Testo estratto —
——
3. – In relazione alla residua materia del contendere, il primo motivo di ricorso, col quale le ricorrenti lamentano la violazione o falsa applicazione della L. 27 luglio 2000, n. 212, art. 7, anche in relazione alla L. 7 agosto 1990, n. 241, art. 3, là dove la Commissione tributaria regionale ha ritenuto l’avviso di accertamento adeguatamente motivato, è inammissibile per carenza di autosufficienza e perchè non è congruente col contenuto della decisione.

3.1.- Anzitutto, a fronte dell’affermazione contenuta in sentenza che “l’avviso di accertamento è correttamente motivato perchè in esso sono stati indicati i presupposti di legge per l’assoggettamento all’imposta e le norme di legge applicate in ordine all’aliquota di tassazione”, non si allega il contenuto dell’avviso, al fine di evidenziare che con esso l’Agenzia si sia limitata a enunciare la pretesa impositiva, senza indicarne petitum e causa petendi e senza ricostruirne gli elementi costitutivi (secondo le precisazioni rese da questa Corte, per le quali si veda, tra varie, Cass. 21 novembre 2018, n. 30039).
——
Dati forniti —
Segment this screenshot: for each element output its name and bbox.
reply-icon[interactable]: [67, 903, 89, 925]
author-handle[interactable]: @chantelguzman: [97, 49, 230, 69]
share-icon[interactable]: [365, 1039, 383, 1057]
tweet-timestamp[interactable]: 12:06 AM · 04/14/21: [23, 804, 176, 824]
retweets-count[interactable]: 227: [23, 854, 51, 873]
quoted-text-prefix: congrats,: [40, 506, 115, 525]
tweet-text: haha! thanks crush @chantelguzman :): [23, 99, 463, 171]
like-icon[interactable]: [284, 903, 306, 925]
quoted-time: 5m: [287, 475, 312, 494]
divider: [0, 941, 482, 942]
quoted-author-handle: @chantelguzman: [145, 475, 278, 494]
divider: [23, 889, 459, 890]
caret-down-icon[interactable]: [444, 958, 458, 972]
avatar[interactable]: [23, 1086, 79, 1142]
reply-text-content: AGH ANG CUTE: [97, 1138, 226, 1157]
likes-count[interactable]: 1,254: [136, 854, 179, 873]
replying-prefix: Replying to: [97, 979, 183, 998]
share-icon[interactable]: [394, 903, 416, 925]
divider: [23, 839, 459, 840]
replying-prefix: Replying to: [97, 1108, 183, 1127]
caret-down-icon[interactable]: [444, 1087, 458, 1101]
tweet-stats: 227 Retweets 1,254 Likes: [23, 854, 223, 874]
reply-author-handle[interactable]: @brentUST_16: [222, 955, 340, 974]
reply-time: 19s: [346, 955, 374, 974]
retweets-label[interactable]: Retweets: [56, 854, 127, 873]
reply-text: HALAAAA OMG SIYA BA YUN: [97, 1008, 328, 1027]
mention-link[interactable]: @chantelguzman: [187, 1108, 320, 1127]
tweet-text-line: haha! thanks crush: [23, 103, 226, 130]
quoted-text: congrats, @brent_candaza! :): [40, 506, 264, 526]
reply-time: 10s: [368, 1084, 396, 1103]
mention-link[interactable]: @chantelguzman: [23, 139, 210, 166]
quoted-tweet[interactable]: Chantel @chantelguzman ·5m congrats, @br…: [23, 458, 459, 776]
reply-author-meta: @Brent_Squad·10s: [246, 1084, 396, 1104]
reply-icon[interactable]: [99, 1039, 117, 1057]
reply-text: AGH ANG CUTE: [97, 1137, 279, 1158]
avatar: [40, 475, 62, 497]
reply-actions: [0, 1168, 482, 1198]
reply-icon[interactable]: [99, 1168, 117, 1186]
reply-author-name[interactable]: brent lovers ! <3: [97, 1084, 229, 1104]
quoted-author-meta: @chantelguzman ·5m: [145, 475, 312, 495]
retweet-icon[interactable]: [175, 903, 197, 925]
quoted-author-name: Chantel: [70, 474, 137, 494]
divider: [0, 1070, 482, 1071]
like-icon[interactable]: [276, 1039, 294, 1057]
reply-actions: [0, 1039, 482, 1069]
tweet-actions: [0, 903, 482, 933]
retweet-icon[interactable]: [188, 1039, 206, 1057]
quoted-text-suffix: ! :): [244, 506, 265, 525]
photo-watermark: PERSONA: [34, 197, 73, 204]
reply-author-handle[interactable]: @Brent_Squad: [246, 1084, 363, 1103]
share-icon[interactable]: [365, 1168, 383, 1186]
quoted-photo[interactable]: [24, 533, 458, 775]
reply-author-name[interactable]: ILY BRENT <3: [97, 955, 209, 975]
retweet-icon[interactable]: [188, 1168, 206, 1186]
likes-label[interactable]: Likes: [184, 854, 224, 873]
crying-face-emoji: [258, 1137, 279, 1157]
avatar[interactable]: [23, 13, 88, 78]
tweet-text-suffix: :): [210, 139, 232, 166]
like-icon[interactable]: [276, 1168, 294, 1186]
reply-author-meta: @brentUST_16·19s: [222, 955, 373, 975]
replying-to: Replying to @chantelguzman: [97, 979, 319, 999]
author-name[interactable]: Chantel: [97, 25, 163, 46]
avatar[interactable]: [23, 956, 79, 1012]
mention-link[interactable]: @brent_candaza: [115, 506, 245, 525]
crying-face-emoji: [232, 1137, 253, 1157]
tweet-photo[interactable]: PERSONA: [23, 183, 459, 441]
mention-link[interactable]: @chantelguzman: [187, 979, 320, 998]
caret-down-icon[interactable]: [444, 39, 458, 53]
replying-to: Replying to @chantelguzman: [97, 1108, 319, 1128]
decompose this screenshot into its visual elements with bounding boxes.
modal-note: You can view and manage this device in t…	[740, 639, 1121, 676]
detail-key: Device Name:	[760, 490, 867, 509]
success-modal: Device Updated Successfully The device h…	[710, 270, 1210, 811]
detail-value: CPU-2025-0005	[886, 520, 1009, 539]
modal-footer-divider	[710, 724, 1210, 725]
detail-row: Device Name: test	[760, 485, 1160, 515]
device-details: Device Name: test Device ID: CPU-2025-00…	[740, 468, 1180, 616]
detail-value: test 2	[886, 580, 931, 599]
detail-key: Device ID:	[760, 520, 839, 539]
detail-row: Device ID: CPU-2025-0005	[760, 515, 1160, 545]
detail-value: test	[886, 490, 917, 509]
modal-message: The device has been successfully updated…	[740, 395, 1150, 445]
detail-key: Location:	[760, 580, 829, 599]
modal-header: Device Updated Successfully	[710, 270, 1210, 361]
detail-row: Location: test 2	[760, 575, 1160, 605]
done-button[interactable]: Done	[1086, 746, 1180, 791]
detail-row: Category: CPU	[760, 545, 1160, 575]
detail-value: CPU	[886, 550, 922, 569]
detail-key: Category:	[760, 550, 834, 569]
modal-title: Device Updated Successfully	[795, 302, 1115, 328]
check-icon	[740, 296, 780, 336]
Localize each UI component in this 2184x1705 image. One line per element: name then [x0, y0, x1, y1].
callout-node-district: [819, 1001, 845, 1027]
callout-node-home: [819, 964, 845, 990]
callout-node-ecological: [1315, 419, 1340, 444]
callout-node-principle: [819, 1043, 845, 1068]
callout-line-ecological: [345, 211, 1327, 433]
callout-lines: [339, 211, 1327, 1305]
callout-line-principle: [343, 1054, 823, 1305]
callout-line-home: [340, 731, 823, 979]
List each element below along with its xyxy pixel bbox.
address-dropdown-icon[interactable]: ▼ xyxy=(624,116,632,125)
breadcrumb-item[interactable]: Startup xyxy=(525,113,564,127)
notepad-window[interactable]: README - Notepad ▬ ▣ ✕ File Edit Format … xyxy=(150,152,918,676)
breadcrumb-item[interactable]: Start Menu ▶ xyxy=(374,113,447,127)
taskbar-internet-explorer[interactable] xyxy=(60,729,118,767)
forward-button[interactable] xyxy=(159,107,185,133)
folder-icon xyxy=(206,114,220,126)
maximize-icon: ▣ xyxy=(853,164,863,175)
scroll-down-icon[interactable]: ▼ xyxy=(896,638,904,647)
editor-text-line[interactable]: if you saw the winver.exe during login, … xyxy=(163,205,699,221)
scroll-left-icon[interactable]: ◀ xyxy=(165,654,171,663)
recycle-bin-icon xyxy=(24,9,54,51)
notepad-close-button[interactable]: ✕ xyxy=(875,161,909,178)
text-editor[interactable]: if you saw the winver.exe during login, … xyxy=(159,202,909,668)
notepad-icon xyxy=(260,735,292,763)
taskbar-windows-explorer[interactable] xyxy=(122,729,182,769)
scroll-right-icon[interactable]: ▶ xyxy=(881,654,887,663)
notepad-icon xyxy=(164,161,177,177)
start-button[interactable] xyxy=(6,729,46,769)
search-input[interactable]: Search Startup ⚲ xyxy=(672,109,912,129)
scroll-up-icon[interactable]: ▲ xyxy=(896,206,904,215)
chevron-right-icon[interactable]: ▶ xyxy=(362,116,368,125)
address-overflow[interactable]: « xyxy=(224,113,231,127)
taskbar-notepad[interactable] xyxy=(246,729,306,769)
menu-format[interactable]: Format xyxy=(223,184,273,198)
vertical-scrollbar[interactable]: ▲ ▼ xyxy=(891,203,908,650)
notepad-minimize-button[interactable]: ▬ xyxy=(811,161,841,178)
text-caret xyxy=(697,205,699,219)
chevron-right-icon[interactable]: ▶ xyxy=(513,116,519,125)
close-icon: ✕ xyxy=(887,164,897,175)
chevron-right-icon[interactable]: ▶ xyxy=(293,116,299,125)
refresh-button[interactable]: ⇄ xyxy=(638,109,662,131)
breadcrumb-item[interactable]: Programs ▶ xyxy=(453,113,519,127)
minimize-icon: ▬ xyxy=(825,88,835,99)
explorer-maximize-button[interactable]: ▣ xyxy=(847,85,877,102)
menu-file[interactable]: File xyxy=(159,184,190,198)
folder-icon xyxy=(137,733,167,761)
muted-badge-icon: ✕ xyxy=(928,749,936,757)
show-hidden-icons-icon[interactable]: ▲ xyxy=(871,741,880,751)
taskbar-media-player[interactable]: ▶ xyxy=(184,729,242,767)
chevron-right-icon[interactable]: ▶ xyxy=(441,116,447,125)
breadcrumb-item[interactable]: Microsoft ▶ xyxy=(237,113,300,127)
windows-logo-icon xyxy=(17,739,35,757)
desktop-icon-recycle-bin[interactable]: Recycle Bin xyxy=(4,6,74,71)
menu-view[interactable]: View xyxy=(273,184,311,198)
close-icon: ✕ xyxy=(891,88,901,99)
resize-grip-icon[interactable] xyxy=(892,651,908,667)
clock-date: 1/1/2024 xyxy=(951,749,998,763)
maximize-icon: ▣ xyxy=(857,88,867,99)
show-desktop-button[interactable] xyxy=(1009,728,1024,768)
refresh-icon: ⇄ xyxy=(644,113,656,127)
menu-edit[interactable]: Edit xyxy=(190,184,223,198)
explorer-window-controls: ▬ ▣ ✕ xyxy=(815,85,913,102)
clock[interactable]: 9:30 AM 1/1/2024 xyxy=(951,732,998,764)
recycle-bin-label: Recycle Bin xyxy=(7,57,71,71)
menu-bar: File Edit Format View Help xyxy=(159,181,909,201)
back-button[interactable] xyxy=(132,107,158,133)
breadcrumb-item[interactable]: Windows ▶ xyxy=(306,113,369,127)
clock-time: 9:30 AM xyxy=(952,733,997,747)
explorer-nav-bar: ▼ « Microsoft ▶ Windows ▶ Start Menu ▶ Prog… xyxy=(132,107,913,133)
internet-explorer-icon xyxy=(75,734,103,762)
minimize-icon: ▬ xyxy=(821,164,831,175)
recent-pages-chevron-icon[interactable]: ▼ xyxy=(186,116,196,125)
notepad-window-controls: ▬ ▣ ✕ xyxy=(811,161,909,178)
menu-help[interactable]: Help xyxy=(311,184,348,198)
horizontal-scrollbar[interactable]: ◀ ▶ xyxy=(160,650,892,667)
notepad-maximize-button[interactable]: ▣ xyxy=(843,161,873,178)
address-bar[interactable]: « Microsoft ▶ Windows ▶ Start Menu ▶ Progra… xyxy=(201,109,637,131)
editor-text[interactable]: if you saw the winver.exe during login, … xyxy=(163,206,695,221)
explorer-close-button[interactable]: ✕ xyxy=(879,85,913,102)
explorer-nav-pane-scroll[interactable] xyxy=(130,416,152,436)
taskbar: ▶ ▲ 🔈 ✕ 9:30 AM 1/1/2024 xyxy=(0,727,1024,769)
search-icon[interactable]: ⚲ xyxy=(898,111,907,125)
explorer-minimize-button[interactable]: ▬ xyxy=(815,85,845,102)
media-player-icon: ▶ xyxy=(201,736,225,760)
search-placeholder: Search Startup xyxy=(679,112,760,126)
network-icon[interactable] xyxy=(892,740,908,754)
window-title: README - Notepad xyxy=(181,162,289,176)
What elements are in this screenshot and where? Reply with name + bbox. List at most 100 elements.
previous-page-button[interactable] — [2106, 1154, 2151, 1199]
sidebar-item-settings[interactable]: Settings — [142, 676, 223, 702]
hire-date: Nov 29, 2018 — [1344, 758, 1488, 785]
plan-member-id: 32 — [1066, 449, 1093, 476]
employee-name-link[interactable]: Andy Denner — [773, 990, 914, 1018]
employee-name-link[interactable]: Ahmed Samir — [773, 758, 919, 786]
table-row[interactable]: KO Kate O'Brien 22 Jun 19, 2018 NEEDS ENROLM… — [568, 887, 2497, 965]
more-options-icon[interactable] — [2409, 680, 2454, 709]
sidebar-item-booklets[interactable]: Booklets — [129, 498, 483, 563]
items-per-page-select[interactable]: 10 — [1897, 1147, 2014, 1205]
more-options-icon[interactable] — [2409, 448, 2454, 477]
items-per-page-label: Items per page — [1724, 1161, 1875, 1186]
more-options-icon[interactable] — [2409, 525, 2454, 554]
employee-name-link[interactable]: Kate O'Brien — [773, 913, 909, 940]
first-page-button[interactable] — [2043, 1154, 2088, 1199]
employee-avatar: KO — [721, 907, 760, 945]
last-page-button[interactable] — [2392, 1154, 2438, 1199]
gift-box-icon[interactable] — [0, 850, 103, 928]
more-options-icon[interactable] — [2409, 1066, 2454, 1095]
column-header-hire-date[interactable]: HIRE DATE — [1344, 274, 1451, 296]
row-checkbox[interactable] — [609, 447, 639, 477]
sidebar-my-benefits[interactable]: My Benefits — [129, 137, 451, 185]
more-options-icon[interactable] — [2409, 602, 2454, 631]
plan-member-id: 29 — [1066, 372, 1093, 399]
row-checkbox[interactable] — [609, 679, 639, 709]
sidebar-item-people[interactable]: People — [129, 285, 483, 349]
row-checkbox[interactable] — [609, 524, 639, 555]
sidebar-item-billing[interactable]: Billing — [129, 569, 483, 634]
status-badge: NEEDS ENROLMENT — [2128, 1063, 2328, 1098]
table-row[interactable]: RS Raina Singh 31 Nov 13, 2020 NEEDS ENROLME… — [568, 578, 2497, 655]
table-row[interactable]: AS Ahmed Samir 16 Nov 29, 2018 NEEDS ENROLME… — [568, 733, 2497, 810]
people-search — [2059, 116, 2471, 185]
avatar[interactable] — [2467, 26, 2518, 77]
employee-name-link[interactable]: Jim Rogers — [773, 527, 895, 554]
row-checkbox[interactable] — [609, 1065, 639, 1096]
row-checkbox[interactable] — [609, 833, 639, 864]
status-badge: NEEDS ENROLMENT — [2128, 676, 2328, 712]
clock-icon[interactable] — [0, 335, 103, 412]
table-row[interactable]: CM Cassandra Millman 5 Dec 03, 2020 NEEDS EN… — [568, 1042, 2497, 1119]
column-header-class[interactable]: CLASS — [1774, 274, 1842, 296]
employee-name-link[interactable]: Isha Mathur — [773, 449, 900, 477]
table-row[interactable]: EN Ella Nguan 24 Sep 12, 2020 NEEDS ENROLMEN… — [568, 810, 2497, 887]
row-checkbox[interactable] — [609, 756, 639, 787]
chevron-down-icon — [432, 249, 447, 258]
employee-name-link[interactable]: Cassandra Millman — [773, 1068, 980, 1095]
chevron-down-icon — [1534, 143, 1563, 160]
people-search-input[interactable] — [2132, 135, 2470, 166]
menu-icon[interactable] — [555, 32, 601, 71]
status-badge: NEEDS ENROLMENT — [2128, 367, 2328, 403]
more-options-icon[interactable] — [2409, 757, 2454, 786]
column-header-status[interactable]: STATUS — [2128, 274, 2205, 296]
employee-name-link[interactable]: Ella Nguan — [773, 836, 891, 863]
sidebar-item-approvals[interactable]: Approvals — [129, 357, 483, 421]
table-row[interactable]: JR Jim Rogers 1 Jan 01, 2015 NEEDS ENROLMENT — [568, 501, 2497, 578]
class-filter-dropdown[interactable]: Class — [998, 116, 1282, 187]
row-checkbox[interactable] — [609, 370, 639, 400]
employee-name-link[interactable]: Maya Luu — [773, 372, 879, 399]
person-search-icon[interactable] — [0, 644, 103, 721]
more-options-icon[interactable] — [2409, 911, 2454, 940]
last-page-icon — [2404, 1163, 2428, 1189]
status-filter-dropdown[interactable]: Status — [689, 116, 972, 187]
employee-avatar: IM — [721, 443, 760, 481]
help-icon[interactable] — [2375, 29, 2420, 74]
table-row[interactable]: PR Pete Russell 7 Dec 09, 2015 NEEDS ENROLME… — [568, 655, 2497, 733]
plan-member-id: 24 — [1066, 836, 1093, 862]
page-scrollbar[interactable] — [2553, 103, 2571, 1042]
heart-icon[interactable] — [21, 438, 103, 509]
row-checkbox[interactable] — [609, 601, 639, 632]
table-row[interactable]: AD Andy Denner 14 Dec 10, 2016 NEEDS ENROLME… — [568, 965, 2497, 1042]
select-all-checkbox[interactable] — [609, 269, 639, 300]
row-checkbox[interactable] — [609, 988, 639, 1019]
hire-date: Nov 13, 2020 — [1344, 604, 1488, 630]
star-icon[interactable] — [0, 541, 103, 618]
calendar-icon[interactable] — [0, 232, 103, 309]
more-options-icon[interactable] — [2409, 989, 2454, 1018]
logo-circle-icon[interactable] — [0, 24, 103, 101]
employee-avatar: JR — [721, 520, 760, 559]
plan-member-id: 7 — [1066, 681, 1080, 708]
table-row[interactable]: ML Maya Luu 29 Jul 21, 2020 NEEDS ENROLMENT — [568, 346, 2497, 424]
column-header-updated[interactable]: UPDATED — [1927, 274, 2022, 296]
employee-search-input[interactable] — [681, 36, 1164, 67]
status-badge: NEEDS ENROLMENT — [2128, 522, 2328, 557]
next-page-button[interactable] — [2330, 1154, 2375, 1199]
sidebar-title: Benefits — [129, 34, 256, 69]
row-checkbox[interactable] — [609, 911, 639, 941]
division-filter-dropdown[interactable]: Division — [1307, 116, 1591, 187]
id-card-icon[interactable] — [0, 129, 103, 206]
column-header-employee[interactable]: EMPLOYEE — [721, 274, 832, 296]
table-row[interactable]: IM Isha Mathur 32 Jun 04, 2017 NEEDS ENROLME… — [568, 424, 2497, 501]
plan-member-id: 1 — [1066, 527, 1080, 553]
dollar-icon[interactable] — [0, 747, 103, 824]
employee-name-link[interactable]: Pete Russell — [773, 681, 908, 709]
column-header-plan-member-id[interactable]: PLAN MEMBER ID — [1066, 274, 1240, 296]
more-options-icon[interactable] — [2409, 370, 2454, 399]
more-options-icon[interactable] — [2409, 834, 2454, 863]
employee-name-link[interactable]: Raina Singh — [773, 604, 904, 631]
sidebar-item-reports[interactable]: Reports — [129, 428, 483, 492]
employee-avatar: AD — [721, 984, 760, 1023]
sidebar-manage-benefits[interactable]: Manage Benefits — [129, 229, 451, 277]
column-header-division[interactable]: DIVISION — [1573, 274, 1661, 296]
——
Compito — Nel brano sull'avviso di accertamento, riscrivi il passo che comincia con "3.1.- Anzitutto, a" e finisce con "2018, n. 30039).", sostituendo "Agenzia" con "Amministrazione finanziaria". Le voci riportate non servono per lo svolgimento.

Compito svolto —
3.1.- Anzitutto, a fronte dell’affermazione contenuta in sentenza che “l’avviso di accertamento è correttamente motivato perchè in esso sono stati indicati i presupposti di legge per l’assoggettamento all’imposta e le norme di legge applicate in ordine all’aliquota di tassazione”, non si allega il contenuto dell’avviso, al fine di evidenziare che con esso l’Amministrazione finanziaria si sia limitata a enunciare la pretesa impositiva, senza indicarne petitum e causa petendi e senza ricostruirne gli elementi costitutivi (secondo le precisazioni rese da questa Corte, per le quali si veda, tra varie, Cass. 21 novembre 2018, n. 30039).